*What is required*: Copy all of the records below verbatim.
- - -
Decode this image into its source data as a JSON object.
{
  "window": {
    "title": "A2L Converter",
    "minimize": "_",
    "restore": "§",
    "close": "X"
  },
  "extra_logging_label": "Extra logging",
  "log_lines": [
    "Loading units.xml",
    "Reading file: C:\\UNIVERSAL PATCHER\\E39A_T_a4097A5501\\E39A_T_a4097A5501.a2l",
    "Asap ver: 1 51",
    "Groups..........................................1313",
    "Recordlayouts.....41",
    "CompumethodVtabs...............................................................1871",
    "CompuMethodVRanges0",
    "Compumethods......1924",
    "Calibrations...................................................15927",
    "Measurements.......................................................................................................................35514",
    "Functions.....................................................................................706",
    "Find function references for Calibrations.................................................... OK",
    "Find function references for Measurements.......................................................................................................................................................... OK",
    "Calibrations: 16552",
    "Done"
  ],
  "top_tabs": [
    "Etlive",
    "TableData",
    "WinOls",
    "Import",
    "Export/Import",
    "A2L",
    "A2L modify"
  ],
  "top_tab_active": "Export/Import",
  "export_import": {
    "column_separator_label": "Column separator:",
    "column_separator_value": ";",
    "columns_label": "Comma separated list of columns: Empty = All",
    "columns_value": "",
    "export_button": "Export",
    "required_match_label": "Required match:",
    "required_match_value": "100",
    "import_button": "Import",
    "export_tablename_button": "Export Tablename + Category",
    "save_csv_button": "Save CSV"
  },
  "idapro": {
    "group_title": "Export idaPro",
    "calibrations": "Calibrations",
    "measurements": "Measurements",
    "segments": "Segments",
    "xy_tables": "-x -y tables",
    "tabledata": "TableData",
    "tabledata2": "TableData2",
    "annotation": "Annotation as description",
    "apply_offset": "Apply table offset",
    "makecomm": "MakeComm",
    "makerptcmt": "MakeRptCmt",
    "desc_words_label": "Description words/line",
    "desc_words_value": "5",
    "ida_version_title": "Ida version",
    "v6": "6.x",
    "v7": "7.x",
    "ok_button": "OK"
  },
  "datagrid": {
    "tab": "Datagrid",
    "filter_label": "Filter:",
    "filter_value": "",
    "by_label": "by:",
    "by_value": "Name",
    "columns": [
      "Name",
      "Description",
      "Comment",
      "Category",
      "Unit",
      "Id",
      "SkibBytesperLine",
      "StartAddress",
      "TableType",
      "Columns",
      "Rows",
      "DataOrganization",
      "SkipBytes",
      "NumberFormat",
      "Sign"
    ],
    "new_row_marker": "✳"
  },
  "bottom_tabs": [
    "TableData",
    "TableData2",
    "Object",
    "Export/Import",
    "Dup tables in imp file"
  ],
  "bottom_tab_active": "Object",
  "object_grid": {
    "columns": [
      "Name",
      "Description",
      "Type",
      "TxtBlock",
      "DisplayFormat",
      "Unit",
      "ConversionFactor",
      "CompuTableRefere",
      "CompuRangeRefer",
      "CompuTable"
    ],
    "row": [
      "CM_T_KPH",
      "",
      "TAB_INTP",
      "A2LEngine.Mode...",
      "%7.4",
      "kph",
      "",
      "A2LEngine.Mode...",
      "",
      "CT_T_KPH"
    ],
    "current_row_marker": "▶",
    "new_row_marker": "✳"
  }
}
- - -
*Answer for this exercise*:
Decode this image into its source data as a JSON object.
{
  "window": {
    "title": "A2L Converter",
    "minimize": "_",
    "restore": "§",
    "close": "X"
  },
  "extra_logging_label": "Extra logging",
  "log_lines": [
    "Loading units.xml",
    "Reading file: C:\\UNIVERSAL PATCHER\\E39A_T_a4097A5501\\E39A_T_a4097A5501.a2l",
    "Asap ver: 1 51",
    "Groups..........................................1313",
    "Recordlayouts.....41",
    "CompumethodVtabs...............................................................1871",
    "CompuMethodVRanges0",
    "Compumethods......1924",
    "Calibrations...................................................15927",
    "Measurements.......................................................................................................................35514",
    "Functions.....................................................................................706",
    "Find function references for Calibrations.................................................... OK",
    "Find function references for Measurements.......................................................................................................................................................... OK",
    "Calibrations: 16552",
    "Done"
  ],
  "top_tabs": [
    "Etlive",
    "TableData",
    "WinOls",
    "Import",
    "Export/Import",
    "A2L",
    "A2L modify"
  ],
  "top_tab_active": "Export/Import",
  "export_import": {
    "column_separator_label": "Column separator:",
    "column_separator_value": ";",
    "columns_label": "Comma separated list of columns: Empty = All",
    "columns_value": "",
    "export_button": "Export",
    "required_match_label": "Required match:",
    "required_match_value": "100",
    "import_button": "Import",
    "export_tablename_button": "Export Tablename + Category",
    "save_csv_button": "Save CSV"
  },
  "idapro": {
    "group_title": "Export idaPro",
    "calibrations": "Calibrations",
    "measurements": "Measurements",
    "segments": "Segments",
    "xy_tables": "-x -y tables",
    "tabledata": "TableData",
    "tabledata2": "TableData2",
    "annotation": "Annotation as description",
    "apply_offset": "Apply table offset",
    "makecomm": "MakeComm",
    "makerptcmt": "MakeRptCmt",
    "desc_words_label": "Description words/line",
    "desc_words_value": "5",
    "ida_version_title": "Ida version",
    "v6": "6.x",
    "v7": "7.x",
    "ok_button": "OK"
  },
  "datagrid": {
    "tab": "Datagrid",
    "filter_label": "Filter:",
    "filter_value": "",
    "by_label": "by:",
    "by_value": "Name",
    "columns": [
      "Name",
      "Description",
      "Comment",
      "Category",
      "Unit",
      "Id",
      "SkibBytesperLine",
      "StartAddress",
      "TableType",
      "Columns",
      "Rows",
      "DataOrganization",
      "SkipBytes",
      "NumberFormat",
      "Sign"
    ],
    "new_row_marker": "✳"
  },
  "bottom_tabs": [
    "TableData",
    "TableData2",
    "Object",
    "Export/Import",
    "Dup tables in imp file"
  ],
  "bottom_tab_active": "Object",
  "object_grid": {
    "columns": [
      "Name",
      "Description",
      "Type",
      "TxtBlock",
      "DisplayFormat",
      "Unit",
      "ConversionFactor",
      "CompuTableRefere",
      "CompuRangeRefer",
      "CompuTable"
    ],
    "row": [
      "CM_T_KPH",
      "",
      "TAB_INTP",
      "A2LEngine.Mode...",
      "%7.4",
      "kph",
      "",
      "A2LEngine.Mode...",
      "",
      "CT_T_KPH"
    ],
    "current_row_marker": "▶",
    "new_row_marker": "✳"
  }
}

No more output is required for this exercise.